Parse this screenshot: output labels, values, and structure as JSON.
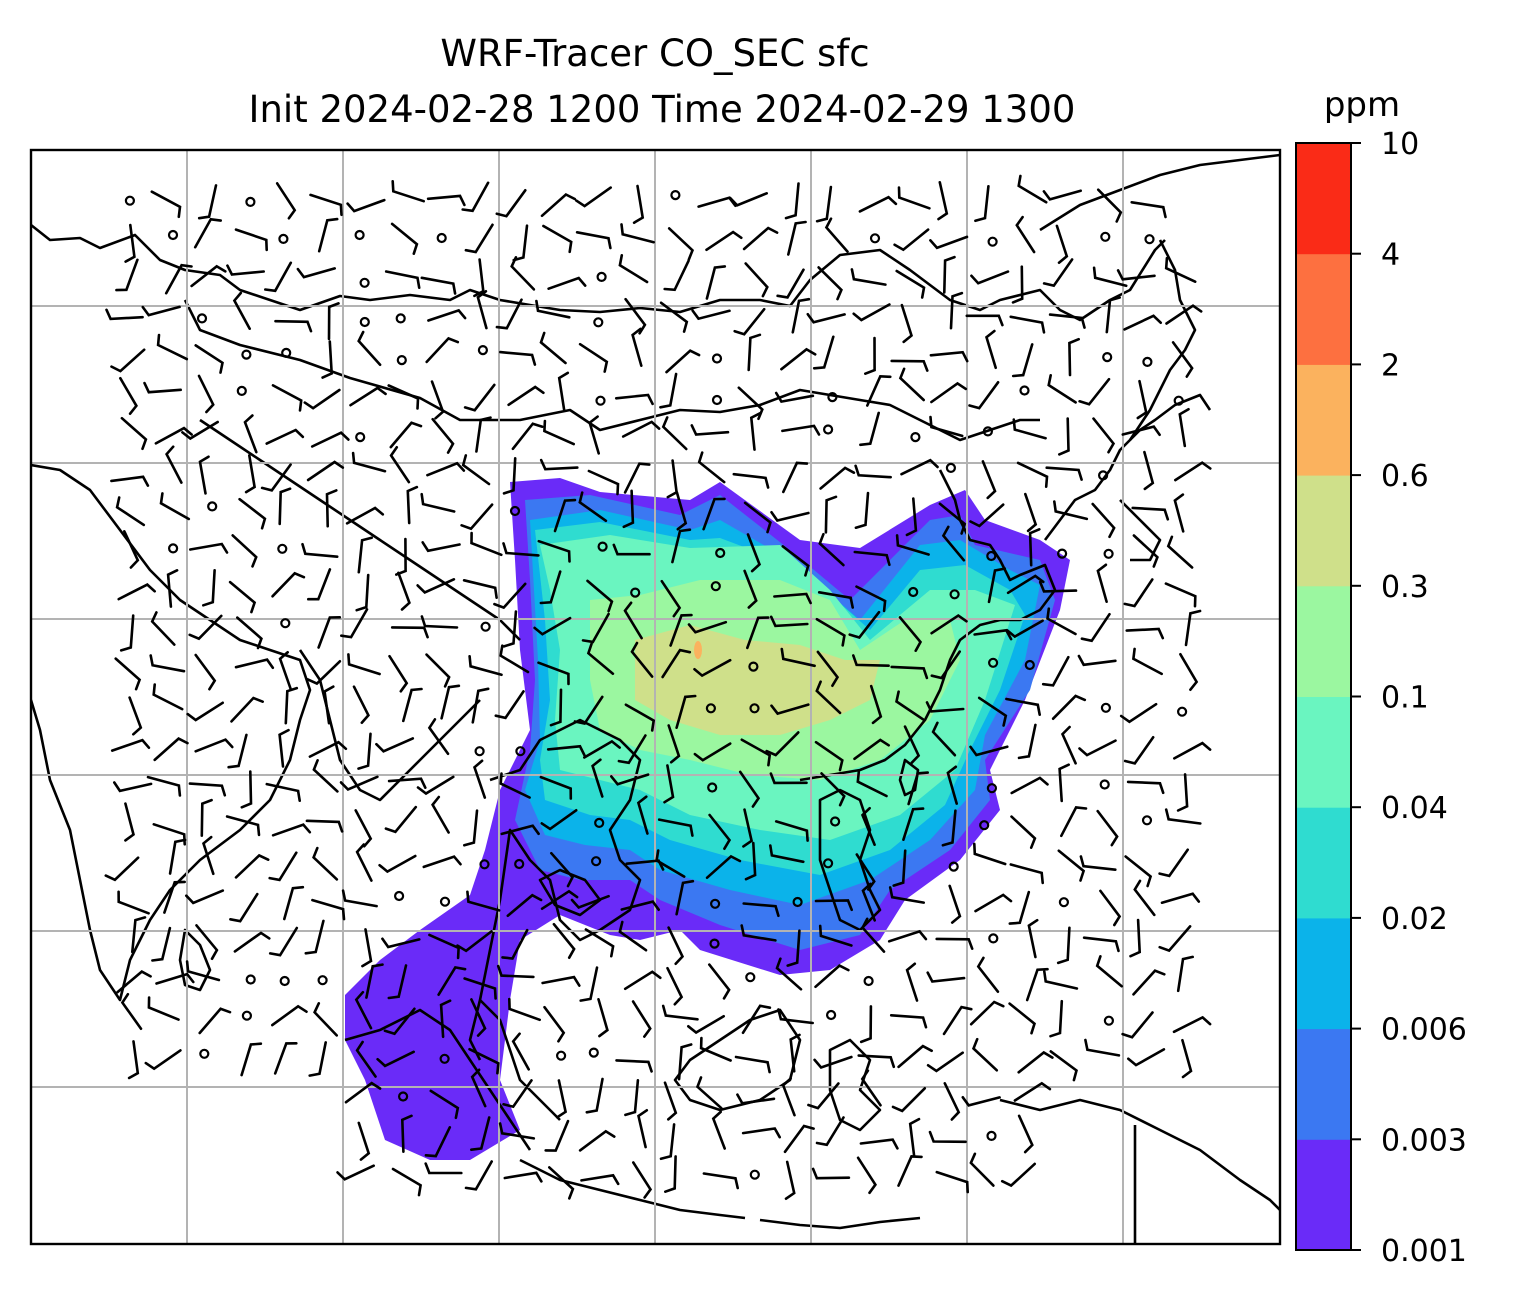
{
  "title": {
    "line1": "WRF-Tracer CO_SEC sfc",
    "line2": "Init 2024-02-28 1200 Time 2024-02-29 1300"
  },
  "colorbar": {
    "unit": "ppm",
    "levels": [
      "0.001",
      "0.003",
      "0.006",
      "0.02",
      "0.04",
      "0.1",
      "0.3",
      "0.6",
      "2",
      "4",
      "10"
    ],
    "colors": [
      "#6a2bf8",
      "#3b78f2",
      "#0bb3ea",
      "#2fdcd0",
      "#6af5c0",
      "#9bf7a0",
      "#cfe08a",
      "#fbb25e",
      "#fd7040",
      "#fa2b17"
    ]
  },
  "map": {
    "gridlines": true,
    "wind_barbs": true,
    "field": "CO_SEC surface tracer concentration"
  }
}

▶ **SET PROBLEM**
Copy every line of the data exactly as written, excluding the pictures.

▶ **TASK SOLUTION**
Parse this screenshot: output labels, values, and structure as JSON.
{
  "title": {
    "line1": "WRF-Tracer CO_SEC sfc",
    "line2": "Init 2024-02-28 1200 Time 2024-02-29 1300"
  },
  "colorbar": {
    "unit": "ppm",
    "levels": [
      "0.001",
      "0.003",
      "0.006",
      "0.02",
      "0.04",
      "0.1",
      "0.3",
      "0.6",
      "2",
      "4",
      "10"
    ],
    "colors": [
      "#6a2bf8",
      "#3b78f2",
      "#0bb3ea",
      "#2fdcd0",
      "#6af5c0",
      "#9bf7a0",
      "#cfe08a",
      "#fbb25e",
      "#fd7040",
      "#fa2b17"
    ]
  },
  "map": {
    "gridlines": true,
    "wind_barbs": true,
    "field": "CO_SEC surface tracer concentration"
  }
}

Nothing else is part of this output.